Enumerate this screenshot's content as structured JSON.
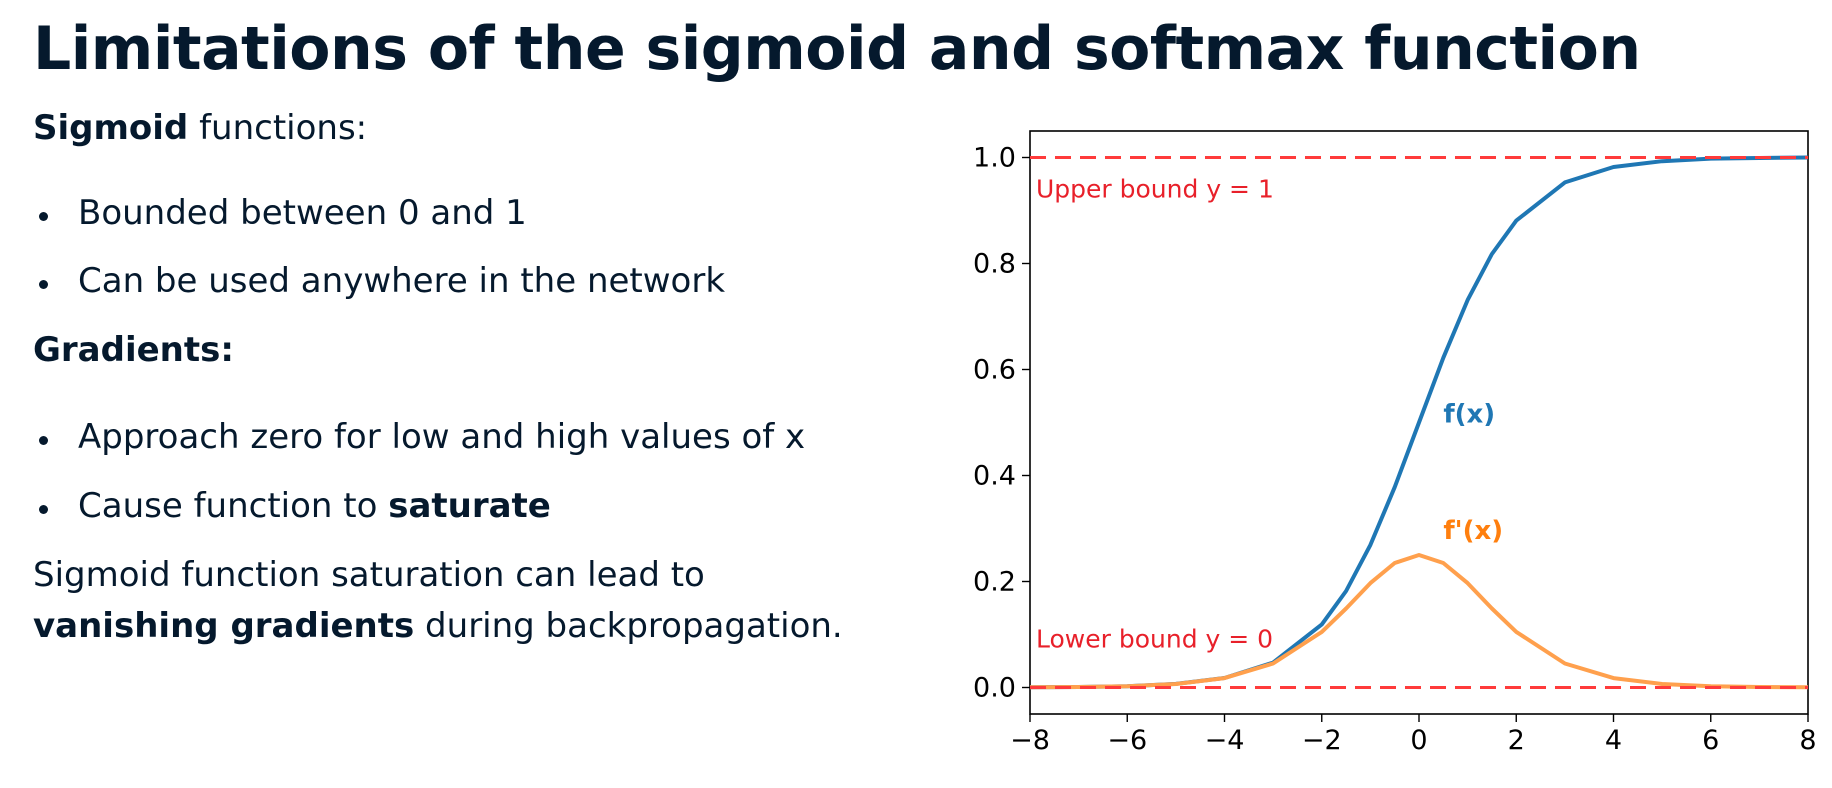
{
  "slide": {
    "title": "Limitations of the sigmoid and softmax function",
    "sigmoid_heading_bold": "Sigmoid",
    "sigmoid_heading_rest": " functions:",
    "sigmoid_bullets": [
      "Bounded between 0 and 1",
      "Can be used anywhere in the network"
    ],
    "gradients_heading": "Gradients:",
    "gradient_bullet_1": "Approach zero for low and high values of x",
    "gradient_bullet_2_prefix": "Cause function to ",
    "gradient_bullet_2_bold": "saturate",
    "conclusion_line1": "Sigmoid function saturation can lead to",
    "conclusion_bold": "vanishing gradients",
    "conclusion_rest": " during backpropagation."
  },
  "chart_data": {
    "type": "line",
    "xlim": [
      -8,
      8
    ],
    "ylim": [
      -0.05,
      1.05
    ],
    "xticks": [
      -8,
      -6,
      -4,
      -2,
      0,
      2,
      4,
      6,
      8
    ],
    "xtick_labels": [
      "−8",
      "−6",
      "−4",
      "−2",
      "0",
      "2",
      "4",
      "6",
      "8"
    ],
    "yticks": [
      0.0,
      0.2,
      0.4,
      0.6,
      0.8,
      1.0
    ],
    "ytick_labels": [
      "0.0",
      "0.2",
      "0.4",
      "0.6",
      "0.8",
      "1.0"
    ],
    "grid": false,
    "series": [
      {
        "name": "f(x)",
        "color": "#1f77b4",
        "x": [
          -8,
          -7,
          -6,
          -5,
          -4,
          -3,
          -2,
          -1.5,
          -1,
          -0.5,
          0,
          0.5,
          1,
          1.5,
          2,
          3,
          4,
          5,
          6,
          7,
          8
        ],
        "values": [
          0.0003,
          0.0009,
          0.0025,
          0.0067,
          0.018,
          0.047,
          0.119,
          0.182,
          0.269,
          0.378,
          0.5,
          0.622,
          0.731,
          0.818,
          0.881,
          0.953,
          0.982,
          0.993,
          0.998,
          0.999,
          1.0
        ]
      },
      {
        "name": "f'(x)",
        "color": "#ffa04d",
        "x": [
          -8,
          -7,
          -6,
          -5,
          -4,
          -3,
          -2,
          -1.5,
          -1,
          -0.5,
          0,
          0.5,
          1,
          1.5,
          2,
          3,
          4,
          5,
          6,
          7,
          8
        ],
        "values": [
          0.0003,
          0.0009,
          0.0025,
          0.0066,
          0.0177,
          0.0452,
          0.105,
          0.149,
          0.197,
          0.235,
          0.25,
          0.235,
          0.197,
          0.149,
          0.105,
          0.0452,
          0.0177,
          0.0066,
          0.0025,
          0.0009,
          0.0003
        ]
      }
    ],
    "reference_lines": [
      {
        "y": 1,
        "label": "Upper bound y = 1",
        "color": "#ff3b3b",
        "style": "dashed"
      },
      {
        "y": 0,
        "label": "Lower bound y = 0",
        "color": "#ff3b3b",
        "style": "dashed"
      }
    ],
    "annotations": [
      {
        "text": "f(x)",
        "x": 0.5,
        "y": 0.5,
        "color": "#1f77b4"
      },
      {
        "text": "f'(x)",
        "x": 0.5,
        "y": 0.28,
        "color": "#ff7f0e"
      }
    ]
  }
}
######
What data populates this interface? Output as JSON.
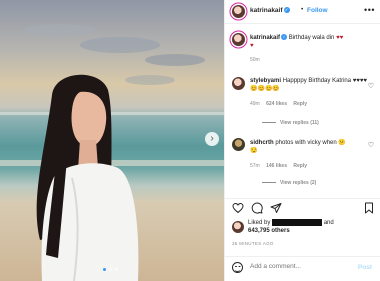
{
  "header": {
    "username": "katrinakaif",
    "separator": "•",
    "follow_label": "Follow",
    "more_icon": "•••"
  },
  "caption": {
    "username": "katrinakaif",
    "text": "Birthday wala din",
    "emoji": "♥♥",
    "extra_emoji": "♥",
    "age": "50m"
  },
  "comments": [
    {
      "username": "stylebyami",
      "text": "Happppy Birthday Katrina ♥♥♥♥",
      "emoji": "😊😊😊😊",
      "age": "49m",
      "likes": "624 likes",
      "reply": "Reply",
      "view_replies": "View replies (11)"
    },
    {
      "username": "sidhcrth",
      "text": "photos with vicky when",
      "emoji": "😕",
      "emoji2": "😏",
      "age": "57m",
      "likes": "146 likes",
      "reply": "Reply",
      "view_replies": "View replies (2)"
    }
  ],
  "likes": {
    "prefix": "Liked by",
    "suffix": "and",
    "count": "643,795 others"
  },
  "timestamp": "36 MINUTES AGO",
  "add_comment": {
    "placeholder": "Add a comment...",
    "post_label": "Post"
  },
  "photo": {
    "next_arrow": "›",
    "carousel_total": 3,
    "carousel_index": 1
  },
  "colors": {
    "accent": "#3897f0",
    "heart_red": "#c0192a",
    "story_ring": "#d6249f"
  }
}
######
Do this
Of the lines in the records, how many contain the word "replies"? Answer with the number and nothing else.

Reply
2